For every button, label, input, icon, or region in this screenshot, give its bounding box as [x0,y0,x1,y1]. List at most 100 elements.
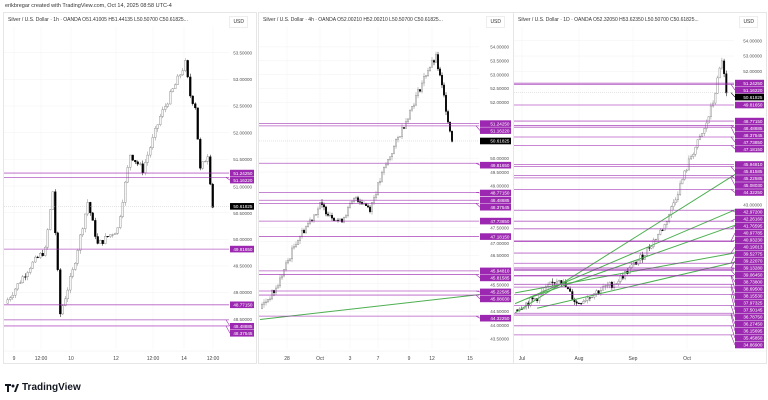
candle-up [387,159,389,165]
candle-up [529,297,532,306]
candle-up [694,146,697,155]
candle-up [184,60,187,71]
candle-up [154,128,157,138]
level-price-badge [735,86,764,94]
candle-up [151,137,154,148]
level-price-label: 45.94810 [743,162,763,167]
currency-button[interactable]: USD [229,16,248,28]
label-connector [475,315,481,319]
candle-up [683,170,686,180]
candle-up [283,269,285,277]
level-price-badge [480,120,511,127]
level-price-label: 48.37545 [233,331,253,336]
level-price-label: 38.69500 [743,287,763,292]
candle-up [720,60,723,69]
candle-down [331,215,333,219]
candle-down [141,163,144,173]
price-tick-label: 48.50000 [233,317,252,322]
candle-up [206,156,209,162]
candle-up [124,181,127,203]
level-price-label: 38.73800 [743,280,763,285]
level-price-label: 39.22070 [743,259,763,264]
level-price-badge [735,250,764,258]
candle-up [64,298,67,306]
level-price-badge [735,299,764,307]
candle-up [31,261,34,269]
candle-up [665,221,668,225]
level-price-badge [735,131,764,139]
label-connector [730,325,736,339]
chart-panel-2[interactable]: Silver / U.S. Dollar · 4h · OANDA O52.00… [258,12,514,364]
candle-up [427,70,429,76]
label-connector [730,125,736,129]
trend-line [525,224,736,300]
label-connector [730,166,736,172]
chart-canvas: 53.50000 53.00000 52.50000 52.00000 51.50000… [4,27,256,362]
candle-up [391,153,393,158]
candle-up [591,297,594,299]
candle-down [553,282,556,284]
chart-panel-3[interactable]: Silver / U.S. Dollar · 1D · OANDA O52.32… [513,12,767,364]
candle-up [69,276,72,291]
candle-up [21,276,24,284]
level-price-label: 37.50145 [743,308,763,313]
candle-up [129,154,132,168]
currency-button[interactable]: USD [486,16,505,28]
level-price-label: 48.77150 [233,303,253,308]
time-tick-label: 10 [68,356,74,362]
candle-down [96,236,99,244]
price-tick-label: 44.50000 [490,309,509,314]
level-price-label: 51.16220 [490,128,510,133]
currency-button[interactable]: USD [739,16,758,28]
candle-down [577,303,580,305]
level-price-label: 45.08030 [490,297,510,302]
candle-up [176,75,179,85]
candle-up [104,236,107,244]
candle-up [429,67,431,71]
candle-up [111,234,114,236]
level-price-badge [230,169,254,177]
candle-down [323,204,325,208]
candle-up [417,89,419,96]
level-price-label: 48.77150 [490,191,510,196]
level-price-badge [480,189,511,197]
level-price-label: 44.32250 [490,316,510,321]
label-connector [730,260,736,269]
level-price-label: 48.37545 [490,205,510,210]
level-price-badge [735,229,764,237]
candle-up [275,287,277,293]
candle-up [299,236,301,241]
label-connector [475,192,481,194]
candle-down [311,219,313,221]
current-price-label: 50.61825 [743,95,763,100]
candle-up [159,116,162,125]
price-tick-label: 43.50000 [490,337,509,342]
candle-up [114,233,117,235]
candle-up [533,298,536,300]
time-tick-label: Oct [316,356,324,362]
level-price-badge [735,222,764,230]
level-price-badge [735,175,764,182]
label-connector [730,92,736,98]
level-price-label: 48.48885 [490,198,510,203]
candle-down [648,247,651,249]
candle-up [399,136,401,138]
time-tick-label: 12 [429,356,435,362]
level-price-label: 45.22585 [743,176,763,181]
label-connector [730,313,736,325]
label-connector [730,189,736,193]
candle-down [359,201,361,203]
label-connector [730,294,736,311]
chart-panel-1[interactable]: Silver / U.S. Dollar · 1h · OANDA O51.41… [3,12,257,364]
level-price-label: 47.18150 [490,234,510,239]
candle-down [56,232,59,270]
price-tick-label: 49.00000 [233,290,252,295]
candle-down [189,76,192,97]
time-tick-label: Sep [629,356,638,362]
price-tick-label: 53.50000 [233,50,252,55]
candle-up [637,260,640,265]
candle-up [349,203,351,208]
level-price-label: 45.81585 [490,276,510,281]
level-price-label: 51.24250 [490,121,510,126]
candle-up [646,247,649,256]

------------------------------------

Given task:
Write out all of the lines above verbatim, leaving out the picture.

Finished task:
For every button, label, input, icon, or region in this screenshot, give its bounding box as [x0,y0,x1,y1]. List at most 100 elements.
candle-up [387,159,389,165]
candle-up [529,297,532,306]
candle-up [694,146,697,155]
candle-up [184,60,187,71]
candle-up [154,128,157,138]
level-price-badge [735,86,764,94]
candle-up [151,137,154,148]
level-price-label: 45.94810 [743,162,763,167]
currency-button[interactable]: USD [229,16,248,28]
label-connector [475,315,481,319]
candle-up [683,170,686,180]
candle-up [283,269,285,277]
level-price-badge [480,120,511,127]
level-price-label: 48.37545 [233,331,253,336]
level-price-label: 38.69500 [743,287,763,292]
candle-up [720,60,723,69]
candle-down [331,215,333,219]
candle-down [141,163,144,173]
price-tick-label: 48.50000 [233,317,252,322]
candle-up [206,156,209,162]
candle-up [124,181,127,203]
level-price-label: 38.73800 [743,280,763,285]
level-price-label: 39.22070 [743,259,763,264]
level-price-badge [735,250,764,258]
candle-up [64,298,67,306]
level-price-badge [735,299,764,307]
candle-up [31,261,34,269]
candle-up [665,221,668,225]
level-price-badge [735,131,764,139]
label-connector [730,325,736,339]
chart-panel-2[interactable]: Silver / U.S. Dollar · 4h · OANDA O52.00… [258,12,514,364]
candle-up [427,70,429,76]
label-connector [730,125,736,129]
trend-line [525,224,736,300]
label-connector [730,166,736,172]
chart-canvas: 53.50000 53.00000 52.50000 52.00000 51.50000… [4,27,256,362]
candle-up [391,153,393,158]
candle-up [591,297,594,299]
candle-down [553,282,556,284]
chart-panel-3[interactable]: Silver / U.S. Dollar · 1D · OANDA O52.32… [513,12,767,364]
candle-up [69,276,72,291]
candle-up [21,276,24,284]
level-price-label: 37.50145 [743,308,763,313]
candle-up [129,154,132,168]
currency-button[interactable]: USD [486,16,505,28]
level-price-label: 48.77150 [233,303,253,308]
time-tick-label: 10 [68,356,74,362]
candle-down [96,236,99,244]
price-tick-label: 44.50000 [490,309,509,314]
level-price-label: 51.16220 [490,128,510,133]
currency-button[interactable]: USD [739,16,758,28]
candle-down [577,303,580,305]
level-price-label: 45.08030 [490,297,510,302]
candle-up [176,75,179,85]
candle-up [104,236,107,244]
candle-up [429,67,431,71]
candle-up [111,234,114,236]
level-price-badge [230,169,254,177]
candle-down [323,204,325,208]
candle-up [417,89,419,96]
level-price-label: 48.77150 [490,191,510,196]
level-price-badge [480,189,511,197]
level-price-label: 44.32250 [490,316,510,321]
label-connector [730,260,736,269]
level-price-label: 48.37545 [490,205,510,210]
level-price-badge [735,229,764,237]
candle-up [275,287,277,293]
candle-up [299,236,301,241]
label-connector [475,192,481,194]
candle-down [311,219,313,221]
current-price-label: 50.61825 [743,95,763,100]
candle-up [159,116,162,125]
price-tick-label: 43.50000 [490,337,509,342]
candle-up [114,233,117,235]
candle-up [533,298,536,300]
time-tick-label: Oct [316,356,324,362]
level-price-badge [735,222,764,230]
level-price-badge [735,175,764,182]
label-connector [730,92,736,98]
level-price-label: 48.48885 [490,198,510,203]
candle-down [648,247,651,249]
candle-up [399,136,401,138]
time-tick-label: 12 [429,356,435,362]
level-price-label: 45.22585 [743,176,763,181]
label-connector [730,313,736,325]
label-connector [730,189,736,193]
candle-down [359,201,361,203]
label-connector [730,294,736,311]
chart-panel-1[interactable]: Silver / U.S. Dollar · 1h · OANDA O51.41… [3,12,257,364]
level-price-label: 47.18150 [490,234,510,239]
candle-down [56,232,59,270]
price-tick-label: 49.00000 [233,290,252,295]
candle-down [189,76,192,97]
time-tick-label: Sep [629,356,638,362]
price-tick-label: 53.50000 [233,50,252,55]
candle-up [637,260,640,265]
candle-up [349,203,351,208]
level-price-label: 45.81585 [490,276,510,281]
level-price-label: 51.24250 [490,121,510,126]
candle-up [646,247,649,256]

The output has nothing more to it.